### EXTRACTED MATERIAL
══════
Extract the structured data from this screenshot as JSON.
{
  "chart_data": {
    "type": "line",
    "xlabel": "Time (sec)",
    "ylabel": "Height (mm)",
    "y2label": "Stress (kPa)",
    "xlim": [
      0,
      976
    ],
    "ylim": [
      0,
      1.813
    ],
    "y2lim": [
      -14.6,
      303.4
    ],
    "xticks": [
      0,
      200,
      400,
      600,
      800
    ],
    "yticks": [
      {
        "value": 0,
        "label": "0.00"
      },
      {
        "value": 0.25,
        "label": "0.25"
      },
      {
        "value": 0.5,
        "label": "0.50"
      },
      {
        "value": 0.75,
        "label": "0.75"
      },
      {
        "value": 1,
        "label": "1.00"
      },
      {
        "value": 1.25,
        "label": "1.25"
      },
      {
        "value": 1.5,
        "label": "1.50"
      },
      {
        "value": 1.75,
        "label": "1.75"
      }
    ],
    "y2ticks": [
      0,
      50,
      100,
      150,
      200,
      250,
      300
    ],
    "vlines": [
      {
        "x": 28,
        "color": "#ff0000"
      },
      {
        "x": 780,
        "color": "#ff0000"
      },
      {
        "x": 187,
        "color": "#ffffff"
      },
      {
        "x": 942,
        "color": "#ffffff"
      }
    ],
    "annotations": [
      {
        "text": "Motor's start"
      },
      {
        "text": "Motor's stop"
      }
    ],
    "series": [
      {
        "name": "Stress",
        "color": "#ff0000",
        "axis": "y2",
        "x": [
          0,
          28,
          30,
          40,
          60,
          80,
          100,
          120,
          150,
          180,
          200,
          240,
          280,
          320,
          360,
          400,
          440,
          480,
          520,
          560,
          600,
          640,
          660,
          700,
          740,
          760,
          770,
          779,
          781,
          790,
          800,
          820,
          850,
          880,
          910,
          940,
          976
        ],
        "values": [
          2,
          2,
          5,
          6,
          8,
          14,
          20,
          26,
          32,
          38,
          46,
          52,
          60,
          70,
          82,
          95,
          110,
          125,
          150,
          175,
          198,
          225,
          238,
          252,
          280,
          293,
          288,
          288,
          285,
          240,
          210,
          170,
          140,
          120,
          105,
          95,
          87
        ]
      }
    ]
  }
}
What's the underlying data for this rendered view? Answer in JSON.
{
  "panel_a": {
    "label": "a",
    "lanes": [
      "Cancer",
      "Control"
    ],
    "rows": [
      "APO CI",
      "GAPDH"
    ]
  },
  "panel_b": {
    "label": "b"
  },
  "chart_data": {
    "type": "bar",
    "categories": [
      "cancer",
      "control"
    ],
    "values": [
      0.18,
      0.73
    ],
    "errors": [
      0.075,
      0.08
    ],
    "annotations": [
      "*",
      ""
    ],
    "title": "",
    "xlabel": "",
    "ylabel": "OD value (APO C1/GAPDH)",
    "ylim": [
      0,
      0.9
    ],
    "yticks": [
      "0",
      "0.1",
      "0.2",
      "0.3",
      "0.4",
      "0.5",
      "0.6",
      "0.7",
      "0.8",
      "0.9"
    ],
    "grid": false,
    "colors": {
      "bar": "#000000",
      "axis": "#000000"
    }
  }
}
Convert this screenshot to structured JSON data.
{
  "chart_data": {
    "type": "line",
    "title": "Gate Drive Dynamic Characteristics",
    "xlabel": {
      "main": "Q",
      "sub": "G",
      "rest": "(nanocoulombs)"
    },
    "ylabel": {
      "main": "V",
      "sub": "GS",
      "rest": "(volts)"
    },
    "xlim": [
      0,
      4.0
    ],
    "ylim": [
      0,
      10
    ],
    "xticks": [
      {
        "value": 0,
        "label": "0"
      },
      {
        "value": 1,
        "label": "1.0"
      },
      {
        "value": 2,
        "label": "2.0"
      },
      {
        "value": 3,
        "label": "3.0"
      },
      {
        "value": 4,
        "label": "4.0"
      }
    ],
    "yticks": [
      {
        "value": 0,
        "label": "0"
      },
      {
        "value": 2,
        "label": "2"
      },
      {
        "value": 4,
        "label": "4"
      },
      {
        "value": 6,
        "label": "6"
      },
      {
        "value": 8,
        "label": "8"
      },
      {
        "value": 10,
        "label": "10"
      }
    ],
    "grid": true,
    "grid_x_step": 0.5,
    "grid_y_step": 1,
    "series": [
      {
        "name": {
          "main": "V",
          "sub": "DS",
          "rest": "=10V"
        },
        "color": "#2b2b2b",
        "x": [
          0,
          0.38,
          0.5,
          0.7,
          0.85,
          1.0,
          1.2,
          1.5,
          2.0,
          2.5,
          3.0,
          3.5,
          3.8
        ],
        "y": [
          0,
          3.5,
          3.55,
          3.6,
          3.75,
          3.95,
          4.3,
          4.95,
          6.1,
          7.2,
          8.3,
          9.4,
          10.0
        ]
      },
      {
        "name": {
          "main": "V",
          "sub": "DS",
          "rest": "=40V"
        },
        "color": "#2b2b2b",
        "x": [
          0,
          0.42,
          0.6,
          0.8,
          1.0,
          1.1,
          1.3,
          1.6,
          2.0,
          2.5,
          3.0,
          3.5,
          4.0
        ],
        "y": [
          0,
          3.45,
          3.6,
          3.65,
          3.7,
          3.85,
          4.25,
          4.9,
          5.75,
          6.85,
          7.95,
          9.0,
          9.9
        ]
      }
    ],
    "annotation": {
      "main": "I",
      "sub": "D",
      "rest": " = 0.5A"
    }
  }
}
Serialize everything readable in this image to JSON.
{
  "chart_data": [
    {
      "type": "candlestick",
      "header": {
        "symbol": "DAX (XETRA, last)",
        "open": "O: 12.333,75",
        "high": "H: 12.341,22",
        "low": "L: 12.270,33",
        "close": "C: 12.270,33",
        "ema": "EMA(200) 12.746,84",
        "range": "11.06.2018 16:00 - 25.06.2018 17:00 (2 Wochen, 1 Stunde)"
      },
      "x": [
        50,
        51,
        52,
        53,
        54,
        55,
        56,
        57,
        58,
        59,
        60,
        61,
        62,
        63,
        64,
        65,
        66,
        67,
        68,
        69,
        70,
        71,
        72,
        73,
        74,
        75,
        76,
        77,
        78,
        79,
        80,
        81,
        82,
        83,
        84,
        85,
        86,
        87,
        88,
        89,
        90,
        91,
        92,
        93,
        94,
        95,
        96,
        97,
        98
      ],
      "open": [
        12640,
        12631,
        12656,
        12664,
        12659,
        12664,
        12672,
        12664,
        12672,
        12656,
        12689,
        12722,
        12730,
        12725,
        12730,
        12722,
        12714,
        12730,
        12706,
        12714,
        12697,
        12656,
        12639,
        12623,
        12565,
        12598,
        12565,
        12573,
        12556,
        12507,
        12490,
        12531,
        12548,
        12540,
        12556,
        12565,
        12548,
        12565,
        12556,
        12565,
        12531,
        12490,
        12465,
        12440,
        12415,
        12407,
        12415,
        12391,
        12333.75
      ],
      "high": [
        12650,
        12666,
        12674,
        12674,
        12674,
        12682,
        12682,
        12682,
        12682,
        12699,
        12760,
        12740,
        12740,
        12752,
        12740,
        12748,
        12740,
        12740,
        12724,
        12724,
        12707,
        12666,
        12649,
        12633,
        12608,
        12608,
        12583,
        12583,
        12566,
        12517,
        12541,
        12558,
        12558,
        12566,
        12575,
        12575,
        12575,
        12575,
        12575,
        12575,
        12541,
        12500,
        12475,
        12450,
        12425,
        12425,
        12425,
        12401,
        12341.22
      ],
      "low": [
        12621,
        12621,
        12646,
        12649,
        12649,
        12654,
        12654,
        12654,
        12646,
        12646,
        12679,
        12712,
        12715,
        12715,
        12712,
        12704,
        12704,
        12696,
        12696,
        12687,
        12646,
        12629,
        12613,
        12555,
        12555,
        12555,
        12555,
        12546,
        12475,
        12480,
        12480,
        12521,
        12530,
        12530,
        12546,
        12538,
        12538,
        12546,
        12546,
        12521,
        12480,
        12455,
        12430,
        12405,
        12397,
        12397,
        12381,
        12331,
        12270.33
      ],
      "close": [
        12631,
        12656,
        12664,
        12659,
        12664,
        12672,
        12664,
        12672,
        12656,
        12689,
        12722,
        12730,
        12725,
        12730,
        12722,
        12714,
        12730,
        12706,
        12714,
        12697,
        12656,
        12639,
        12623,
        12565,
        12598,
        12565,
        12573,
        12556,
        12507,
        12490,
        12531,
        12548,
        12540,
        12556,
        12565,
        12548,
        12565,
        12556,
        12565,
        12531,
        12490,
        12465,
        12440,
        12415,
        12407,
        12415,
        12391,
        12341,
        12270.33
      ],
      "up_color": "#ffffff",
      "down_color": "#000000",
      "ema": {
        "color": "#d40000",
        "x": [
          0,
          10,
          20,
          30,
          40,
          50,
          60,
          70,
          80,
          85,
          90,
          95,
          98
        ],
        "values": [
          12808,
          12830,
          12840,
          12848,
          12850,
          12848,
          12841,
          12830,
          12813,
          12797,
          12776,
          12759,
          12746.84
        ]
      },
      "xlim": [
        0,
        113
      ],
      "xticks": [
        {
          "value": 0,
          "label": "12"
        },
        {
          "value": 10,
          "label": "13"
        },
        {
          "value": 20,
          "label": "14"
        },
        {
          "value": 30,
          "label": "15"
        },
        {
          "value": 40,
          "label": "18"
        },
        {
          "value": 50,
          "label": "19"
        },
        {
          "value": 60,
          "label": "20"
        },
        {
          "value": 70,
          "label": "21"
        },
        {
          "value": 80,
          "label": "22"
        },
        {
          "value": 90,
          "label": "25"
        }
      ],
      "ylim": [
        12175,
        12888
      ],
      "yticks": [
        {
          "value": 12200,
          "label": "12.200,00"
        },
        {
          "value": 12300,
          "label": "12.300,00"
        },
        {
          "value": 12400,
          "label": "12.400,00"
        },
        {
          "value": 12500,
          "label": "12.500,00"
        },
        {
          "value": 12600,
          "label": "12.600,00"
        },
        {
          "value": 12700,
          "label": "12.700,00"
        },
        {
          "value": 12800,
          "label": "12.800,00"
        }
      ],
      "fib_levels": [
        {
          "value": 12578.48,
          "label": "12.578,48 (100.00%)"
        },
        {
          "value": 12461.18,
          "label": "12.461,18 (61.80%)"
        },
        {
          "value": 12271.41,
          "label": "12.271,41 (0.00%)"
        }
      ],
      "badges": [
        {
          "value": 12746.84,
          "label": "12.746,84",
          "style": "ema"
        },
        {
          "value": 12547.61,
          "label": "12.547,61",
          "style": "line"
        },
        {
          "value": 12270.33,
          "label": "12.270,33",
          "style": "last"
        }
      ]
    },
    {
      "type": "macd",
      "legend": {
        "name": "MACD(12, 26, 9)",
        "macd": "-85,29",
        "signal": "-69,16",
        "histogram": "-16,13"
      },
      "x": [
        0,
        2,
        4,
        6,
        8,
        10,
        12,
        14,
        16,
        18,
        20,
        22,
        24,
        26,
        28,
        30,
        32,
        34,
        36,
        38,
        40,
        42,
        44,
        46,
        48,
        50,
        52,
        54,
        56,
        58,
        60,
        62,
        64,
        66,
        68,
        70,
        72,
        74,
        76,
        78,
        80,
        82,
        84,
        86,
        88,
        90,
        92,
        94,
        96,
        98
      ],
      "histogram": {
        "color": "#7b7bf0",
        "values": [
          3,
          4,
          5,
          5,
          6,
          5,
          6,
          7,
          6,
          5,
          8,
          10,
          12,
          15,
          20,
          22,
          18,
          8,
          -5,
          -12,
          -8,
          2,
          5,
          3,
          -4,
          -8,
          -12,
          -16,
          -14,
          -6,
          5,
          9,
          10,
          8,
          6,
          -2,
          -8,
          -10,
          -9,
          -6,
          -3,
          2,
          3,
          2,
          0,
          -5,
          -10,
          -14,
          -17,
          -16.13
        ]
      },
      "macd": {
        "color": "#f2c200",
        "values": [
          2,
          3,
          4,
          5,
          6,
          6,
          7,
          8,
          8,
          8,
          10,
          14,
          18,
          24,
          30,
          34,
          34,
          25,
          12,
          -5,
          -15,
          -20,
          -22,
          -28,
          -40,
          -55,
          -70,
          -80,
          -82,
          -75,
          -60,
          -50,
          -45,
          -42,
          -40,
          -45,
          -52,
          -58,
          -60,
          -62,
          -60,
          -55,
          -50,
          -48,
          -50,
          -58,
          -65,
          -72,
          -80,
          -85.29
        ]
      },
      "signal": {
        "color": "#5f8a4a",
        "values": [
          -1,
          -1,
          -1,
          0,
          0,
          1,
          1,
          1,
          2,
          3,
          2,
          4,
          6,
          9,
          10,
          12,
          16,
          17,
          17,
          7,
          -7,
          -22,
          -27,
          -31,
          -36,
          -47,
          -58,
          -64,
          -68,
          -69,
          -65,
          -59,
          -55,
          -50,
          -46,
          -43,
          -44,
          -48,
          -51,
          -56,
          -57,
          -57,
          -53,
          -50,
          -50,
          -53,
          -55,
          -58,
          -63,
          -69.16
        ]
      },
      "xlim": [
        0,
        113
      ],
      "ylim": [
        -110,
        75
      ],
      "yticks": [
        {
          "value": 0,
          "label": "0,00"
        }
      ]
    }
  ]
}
══════
### GIVEN INSTRUCTION
Reproduce each line of the entries in which the word "JSON" is found.

### ANSWER FOR THIS EXERCISE
Extract the structured data from this screenshot as JSON.
What's the underlying data for this rendered view? Answer in JSON.
Convert this screenshot to structured JSON data.
Serialize everything readable in this image to JSON.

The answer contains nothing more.